Written instruction: Write the data out again exactly, with no pictures.

Dataset:
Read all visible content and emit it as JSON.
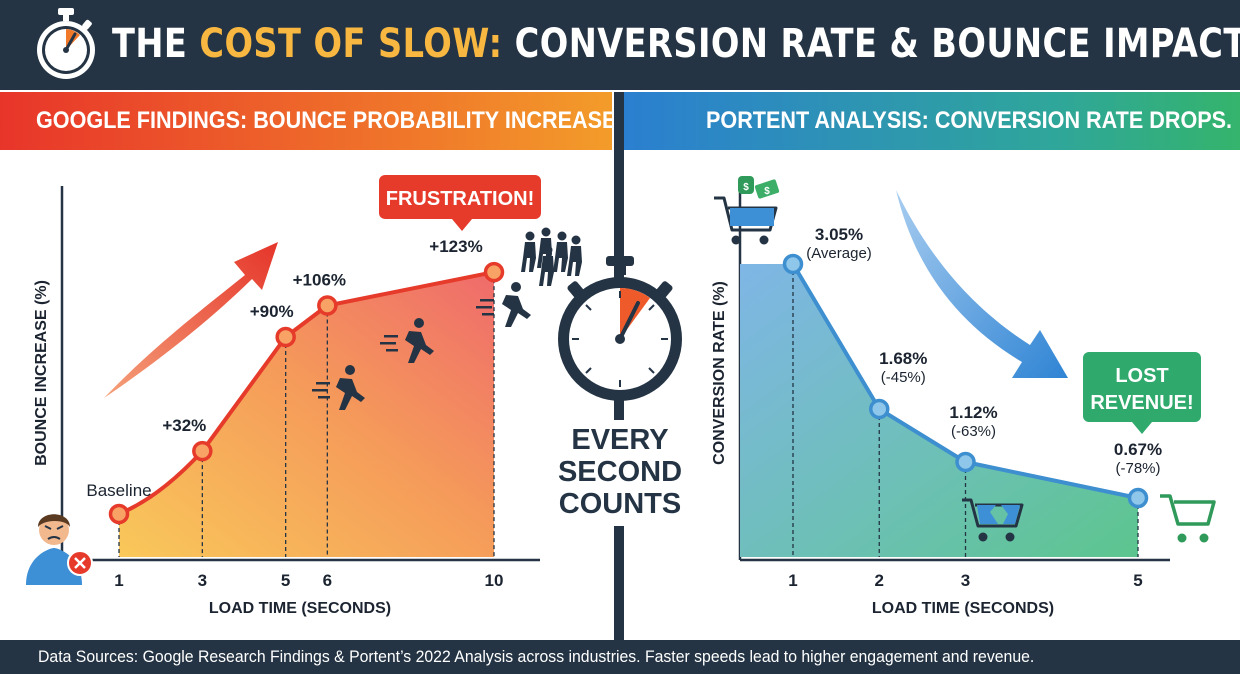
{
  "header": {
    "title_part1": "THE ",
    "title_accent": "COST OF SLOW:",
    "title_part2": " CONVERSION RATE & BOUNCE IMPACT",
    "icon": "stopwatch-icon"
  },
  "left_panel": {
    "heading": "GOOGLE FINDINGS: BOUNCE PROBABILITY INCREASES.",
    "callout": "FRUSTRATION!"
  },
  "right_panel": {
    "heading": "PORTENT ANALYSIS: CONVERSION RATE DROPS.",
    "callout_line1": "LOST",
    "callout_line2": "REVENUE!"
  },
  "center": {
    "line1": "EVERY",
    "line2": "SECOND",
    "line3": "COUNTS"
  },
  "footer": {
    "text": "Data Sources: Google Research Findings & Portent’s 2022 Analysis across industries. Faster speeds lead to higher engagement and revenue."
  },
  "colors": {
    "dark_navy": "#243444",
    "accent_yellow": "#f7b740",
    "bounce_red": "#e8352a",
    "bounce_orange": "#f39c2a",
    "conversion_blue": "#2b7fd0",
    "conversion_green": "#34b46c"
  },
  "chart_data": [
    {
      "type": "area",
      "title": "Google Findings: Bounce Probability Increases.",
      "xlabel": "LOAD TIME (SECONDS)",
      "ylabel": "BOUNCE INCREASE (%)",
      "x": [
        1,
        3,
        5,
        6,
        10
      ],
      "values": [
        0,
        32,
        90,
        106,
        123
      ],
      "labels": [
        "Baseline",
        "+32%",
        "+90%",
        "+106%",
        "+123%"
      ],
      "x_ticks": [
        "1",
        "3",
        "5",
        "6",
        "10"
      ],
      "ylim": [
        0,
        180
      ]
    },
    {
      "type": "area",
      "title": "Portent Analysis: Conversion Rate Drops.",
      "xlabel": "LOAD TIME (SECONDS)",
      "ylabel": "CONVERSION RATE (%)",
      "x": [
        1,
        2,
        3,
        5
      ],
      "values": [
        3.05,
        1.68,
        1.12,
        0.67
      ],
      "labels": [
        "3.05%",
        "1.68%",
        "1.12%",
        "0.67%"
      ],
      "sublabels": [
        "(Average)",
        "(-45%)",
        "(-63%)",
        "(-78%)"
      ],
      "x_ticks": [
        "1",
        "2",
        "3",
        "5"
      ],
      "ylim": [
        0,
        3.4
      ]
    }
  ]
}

Output for this exercise:
Read all visible content and emit it as JSON.
{
  "header": {
    "title_part1": "THE ",
    "title_accent": "COST OF SLOW:",
    "title_part2": " CONVERSION RATE & BOUNCE IMPACT",
    "icon": "stopwatch-icon"
  },
  "left_panel": {
    "heading": "GOOGLE FINDINGS: BOUNCE PROBABILITY INCREASES.",
    "callout": "FRUSTRATION!"
  },
  "right_panel": {
    "heading": "PORTENT ANALYSIS: CONVERSION RATE DROPS.",
    "callout_line1": "LOST",
    "callout_line2": "REVENUE!"
  },
  "center": {
    "line1": "EVERY",
    "line2": "SECOND",
    "line3": "COUNTS"
  },
  "footer": {
    "text": "Data Sources: Google Research Findings & Portent’s 2022 Analysis across industries. Faster speeds lead to higher engagement and revenue."
  },
  "colors": {
    "dark_navy": "#243444",
    "accent_yellow": "#f7b740",
    "bounce_red": "#e8352a",
    "bounce_orange": "#f39c2a",
    "conversion_blue": "#2b7fd0",
    "conversion_green": "#34b46c"
  },
  "chart_data": [
    {
      "type": "area",
      "title": "Google Findings: Bounce Probability Increases.",
      "xlabel": "LOAD TIME (SECONDS)",
      "ylabel": "BOUNCE INCREASE (%)",
      "x": [
        1,
        3,
        5,
        6,
        10
      ],
      "values": [
        0,
        32,
        90,
        106,
        123
      ],
      "labels": [
        "Baseline",
        "+32%",
        "+90%",
        "+106%",
        "+123%"
      ],
      "x_ticks": [
        "1",
        "3",
        "5",
        "6",
        "10"
      ],
      "ylim": [
        0,
        180
      ]
    },
    {
      "type": "area",
      "title": "Portent Analysis: Conversion Rate Drops.",
      "xlabel": "LOAD TIME (SECONDS)",
      "ylabel": "CONVERSION RATE (%)",
      "x": [
        1,
        2,
        3,
        5
      ],
      "values": [
        3.05,
        1.68,
        1.12,
        0.67
      ],
      "labels": [
        "3.05%",
        "1.68%",
        "1.12%",
        "0.67%"
      ],
      "sublabels": [
        "(Average)",
        "(-45%)",
        "(-63%)",
        "(-78%)"
      ],
      "x_ticks": [
        "1",
        "2",
        "3",
        "5"
      ],
      "ylim": [
        0,
        3.4
      ]
    }
  ]
}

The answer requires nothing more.